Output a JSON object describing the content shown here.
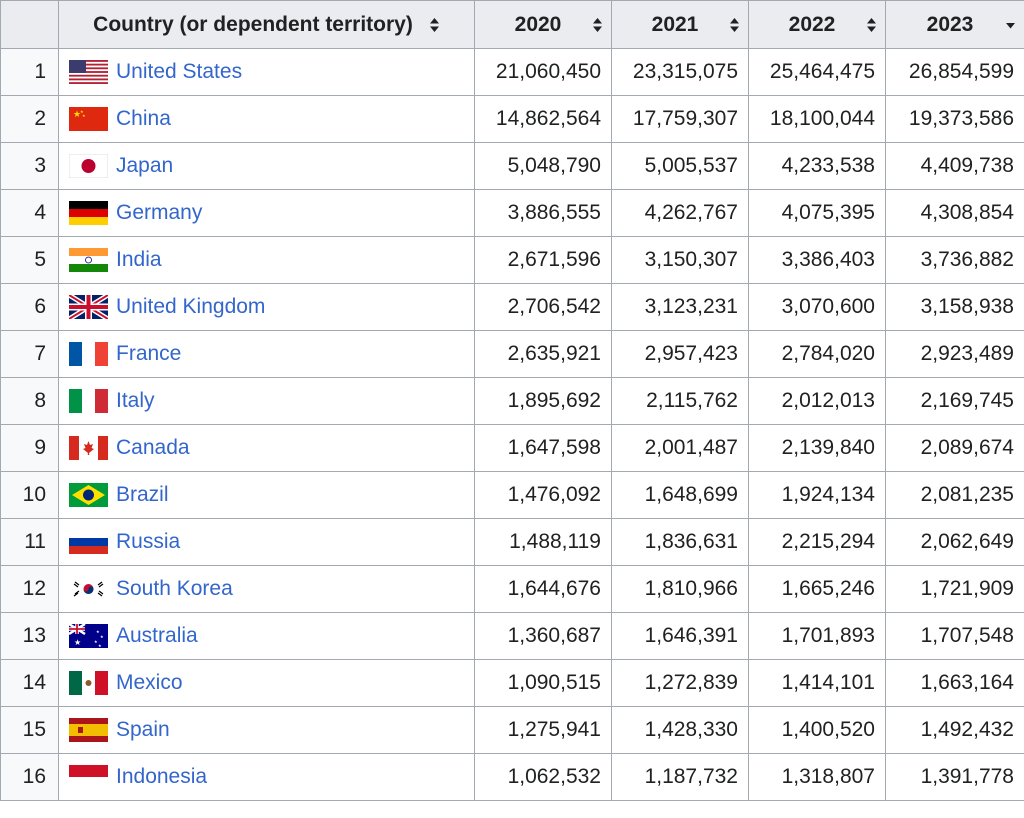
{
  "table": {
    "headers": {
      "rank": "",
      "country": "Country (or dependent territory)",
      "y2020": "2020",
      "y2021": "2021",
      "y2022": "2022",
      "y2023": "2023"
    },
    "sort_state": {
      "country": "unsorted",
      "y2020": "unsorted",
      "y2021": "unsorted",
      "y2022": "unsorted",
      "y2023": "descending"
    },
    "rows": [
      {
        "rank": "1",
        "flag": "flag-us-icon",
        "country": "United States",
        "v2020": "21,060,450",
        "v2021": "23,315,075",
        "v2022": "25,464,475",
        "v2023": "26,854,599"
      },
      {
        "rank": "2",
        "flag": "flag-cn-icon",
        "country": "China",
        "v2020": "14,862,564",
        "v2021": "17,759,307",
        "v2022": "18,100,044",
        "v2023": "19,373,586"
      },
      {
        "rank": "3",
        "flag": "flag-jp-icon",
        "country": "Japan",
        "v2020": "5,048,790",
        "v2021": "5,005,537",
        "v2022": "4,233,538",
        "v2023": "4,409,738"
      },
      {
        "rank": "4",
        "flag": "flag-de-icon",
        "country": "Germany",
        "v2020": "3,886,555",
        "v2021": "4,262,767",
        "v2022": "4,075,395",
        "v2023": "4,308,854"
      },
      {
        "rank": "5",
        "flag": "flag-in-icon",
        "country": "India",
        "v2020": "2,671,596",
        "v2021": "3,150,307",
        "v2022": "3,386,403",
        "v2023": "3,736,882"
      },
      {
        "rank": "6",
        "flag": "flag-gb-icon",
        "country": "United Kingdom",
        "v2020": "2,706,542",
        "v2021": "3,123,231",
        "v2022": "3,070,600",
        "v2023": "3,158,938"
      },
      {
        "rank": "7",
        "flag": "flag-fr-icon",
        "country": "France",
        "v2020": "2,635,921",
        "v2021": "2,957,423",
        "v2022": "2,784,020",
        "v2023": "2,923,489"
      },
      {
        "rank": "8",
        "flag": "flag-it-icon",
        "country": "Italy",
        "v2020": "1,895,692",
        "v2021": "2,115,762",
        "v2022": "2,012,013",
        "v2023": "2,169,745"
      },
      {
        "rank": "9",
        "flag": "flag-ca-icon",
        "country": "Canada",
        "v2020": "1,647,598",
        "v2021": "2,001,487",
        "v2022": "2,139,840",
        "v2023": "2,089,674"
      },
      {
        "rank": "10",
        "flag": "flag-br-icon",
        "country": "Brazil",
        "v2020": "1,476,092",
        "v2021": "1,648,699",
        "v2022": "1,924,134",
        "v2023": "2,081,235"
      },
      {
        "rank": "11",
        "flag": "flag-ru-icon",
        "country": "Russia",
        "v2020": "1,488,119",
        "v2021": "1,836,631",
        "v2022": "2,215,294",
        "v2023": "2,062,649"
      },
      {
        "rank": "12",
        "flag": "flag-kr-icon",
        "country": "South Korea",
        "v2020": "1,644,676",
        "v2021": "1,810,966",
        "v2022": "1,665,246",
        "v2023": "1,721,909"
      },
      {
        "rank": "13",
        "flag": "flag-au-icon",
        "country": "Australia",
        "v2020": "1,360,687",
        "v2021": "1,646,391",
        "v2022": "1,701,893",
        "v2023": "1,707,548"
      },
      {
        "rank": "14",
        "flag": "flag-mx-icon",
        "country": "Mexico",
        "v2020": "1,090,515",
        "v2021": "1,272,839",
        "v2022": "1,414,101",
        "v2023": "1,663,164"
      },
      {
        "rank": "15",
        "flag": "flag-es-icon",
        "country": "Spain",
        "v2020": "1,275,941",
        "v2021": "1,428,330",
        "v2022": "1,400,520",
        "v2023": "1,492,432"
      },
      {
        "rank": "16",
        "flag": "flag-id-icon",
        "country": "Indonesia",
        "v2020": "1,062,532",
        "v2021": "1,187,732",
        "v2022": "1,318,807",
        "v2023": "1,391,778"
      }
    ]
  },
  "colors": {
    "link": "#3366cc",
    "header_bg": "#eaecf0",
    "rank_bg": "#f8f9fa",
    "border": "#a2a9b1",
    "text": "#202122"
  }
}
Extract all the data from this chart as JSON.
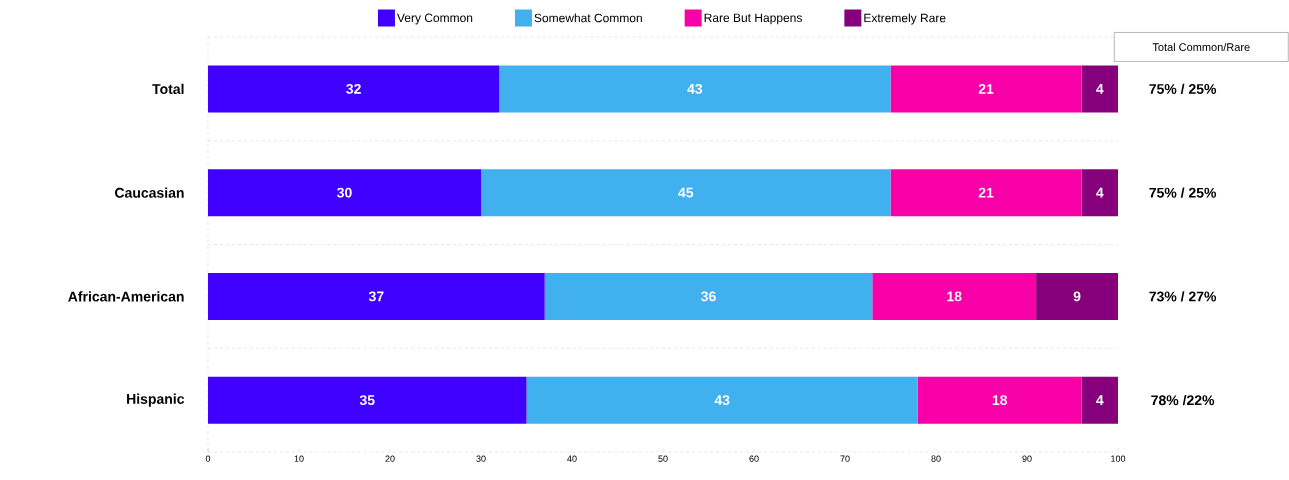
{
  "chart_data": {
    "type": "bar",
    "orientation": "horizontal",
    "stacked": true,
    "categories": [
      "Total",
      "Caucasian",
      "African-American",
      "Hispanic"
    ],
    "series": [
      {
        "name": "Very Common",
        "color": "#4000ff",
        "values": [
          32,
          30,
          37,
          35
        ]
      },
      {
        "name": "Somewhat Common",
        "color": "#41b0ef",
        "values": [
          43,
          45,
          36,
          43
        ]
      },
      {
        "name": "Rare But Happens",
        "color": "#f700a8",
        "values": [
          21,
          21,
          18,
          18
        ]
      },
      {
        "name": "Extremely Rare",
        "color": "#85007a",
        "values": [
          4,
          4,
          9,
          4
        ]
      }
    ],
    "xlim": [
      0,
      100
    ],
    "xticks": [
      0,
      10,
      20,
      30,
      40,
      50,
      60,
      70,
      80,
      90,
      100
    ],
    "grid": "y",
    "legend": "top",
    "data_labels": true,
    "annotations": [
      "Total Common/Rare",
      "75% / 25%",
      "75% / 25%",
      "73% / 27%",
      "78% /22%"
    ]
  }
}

▶ _Exercise directions_: Without the pictures, output the full listing exactly as it stands.

▶ _Result below_:
Output a JSON object describing the content shown here.
{
  "table": {
    "headers": {
      "rank": "",
      "country": "Country (or dependent territory)",
      "y2020": "2020",
      "y2021": "2021",
      "y2022": "2022",
      "y2023": "2023"
    },
    "sort_state": {
      "country": "unsorted",
      "y2020": "unsorted",
      "y2021": "unsorted",
      "y2022": "unsorted",
      "y2023": "descending"
    },
    "rows": [
      {
        "rank": "1",
        "flag": "flag-us-icon",
        "country": "United States",
        "v2020": "21,060,450",
        "v2021": "23,315,075",
        "v2022": "25,464,475",
        "v2023": "26,854,599"
      },
      {
        "rank": "2",
        "flag": "flag-cn-icon",
        "country": "China",
        "v2020": "14,862,564",
        "v2021": "17,759,307",
        "v2022": "18,100,044",
        "v2023": "19,373,586"
      },
      {
        "rank": "3",
        "flag": "flag-jp-icon",
        "country": "Japan",
        "v2020": "5,048,790",
        "v2021": "5,005,537",
        "v2022": "4,233,538",
        "v2023": "4,409,738"
      },
      {
        "rank": "4",
        "flag": "flag-de-icon",
        "country": "Germany",
        "v2020": "3,886,555",
        "v2021": "4,262,767",
        "v2022": "4,075,395",
        "v2023": "4,308,854"
      },
      {
        "rank": "5",
        "flag": "flag-in-icon",
        "country": "India",
        "v2020": "2,671,596",
        "v2021": "3,150,307",
        "v2022": "3,386,403",
        "v2023": "3,736,882"
      },
      {
        "rank": "6",
        "flag": "flag-gb-icon",
        "country": "United Kingdom",
        "v2020": "2,706,542",
        "v2021": "3,123,231",
        "v2022": "3,070,600",
        "v2023": "3,158,938"
      },
      {
        "rank": "7",
        "flag": "flag-fr-icon",
        "country": "France",
        "v2020": "2,635,921",
        "v2021": "2,957,423",
        "v2022": "2,784,020",
        "v2023": "2,923,489"
      },
      {
        "rank": "8",
        "flag": "flag-it-icon",
        "country": "Italy",
        "v2020": "1,895,692",
        "v2021": "2,115,762",
        "v2022": "2,012,013",
        "v2023": "2,169,745"
      },
      {
        "rank": "9",
        "flag": "flag-ca-icon",
        "country": "Canada",
        "v2020": "1,647,598",
        "v2021": "2,001,487",
        "v2022": "2,139,840",
        "v2023": "2,089,674"
      },
      {
        "rank": "10",
        "flag": "flag-br-icon",
        "country": "Brazil",
        "v2020": "1,476,092",
        "v2021": "1,648,699",
        "v2022": "1,924,134",
        "v2023": "2,081,235"
      },
      {
        "rank": "11",
        "flag": "flag-ru-icon",
        "country": "Russia",
        "v2020": "1,488,119",
        "v2021": "1,836,631",
        "v2022": "2,215,294",
        "v2023": "2,062,649"
      },
      {
        "rank": "12",
        "flag": "flag-kr-icon",
        "country": "South Korea",
        "v2020": "1,644,676",
        "v2021": "1,810,966",
        "v2022": "1,665,246",
        "v2023": "1,721,909"
      },
      {
        "rank": "13",
        "flag": "flag-au-icon",
        "country": "Australia",
        "v2020": "1,360,687",
        "v2021": "1,646,391",
        "v2022": "1,701,893",
        "v2023": "1,707,548"
      },
      {
        "rank": "14",
        "flag": "flag-mx-icon",
        "country": "Mexico",
        "v2020": "1,090,515",
        "v2021": "1,272,839",
        "v2022": "1,414,101",
        "v2023": "1,663,164"
      },
      {
        "rank": "15",
        "flag": "flag-es-icon",
        "country": "Spain",
        "v2020": "1,275,941",
        "v2021": "1,428,330",
        "v2022": "1,400,520",
        "v2023": "1,492,432"
      },
      {
        "rank": "16",
        "flag": "flag-id-icon",
        "country": "Indonesia",
        "v2020": "1,062,532",
        "v2021": "1,187,732",
        "v2022": "1,318,807",
        "v2023": "1,391,778"
      }
    ]
  },
  "colors": {
    "link": "#3366cc",
    "header_bg": "#eaecf0",
    "rank_bg": "#f8f9fa",
    "border": "#a2a9b1",
    "text": "#202122"
  }
}
Extract all the data from this chart as JSON.
{
  "chart_data": {
    "type": "bar",
    "orientation": "horizontal",
    "stacked": true,
    "categories": [
      "Total",
      "Caucasian",
      "African-American",
      "Hispanic"
    ],
    "series": [
      {
        "name": "Very Common",
        "color": "#4000ff",
        "values": [
          32,
          30,
          37,
          35
        ]
      },
      {
        "name": "Somewhat Common",
        "color": "#41b0ef",
        "values": [
          43,
          45,
          36,
          43
        ]
      },
      {
        "name": "Rare But Happens",
        "color": "#f700a8",
        "values": [
          21,
          21,
          18,
          18
        ]
      },
      {
        "name": "Extremely Rare",
        "color": "#85007a",
        "values": [
          4,
          4,
          9,
          4
        ]
      }
    ],
    "xlim": [
      0,
      100
    ],
    "xticks": [
      0,
      10,
      20,
      30,
      40,
      50,
      60,
      70,
      80,
      90,
      100
    ],
    "grid": "y",
    "legend": "top",
    "data_labels": true,
    "annotations": [
      "Total Common/Rare",
      "75% / 25%",
      "75% / 25%",
      "73% / 27%",
      "78% /22%"
    ]
  }
}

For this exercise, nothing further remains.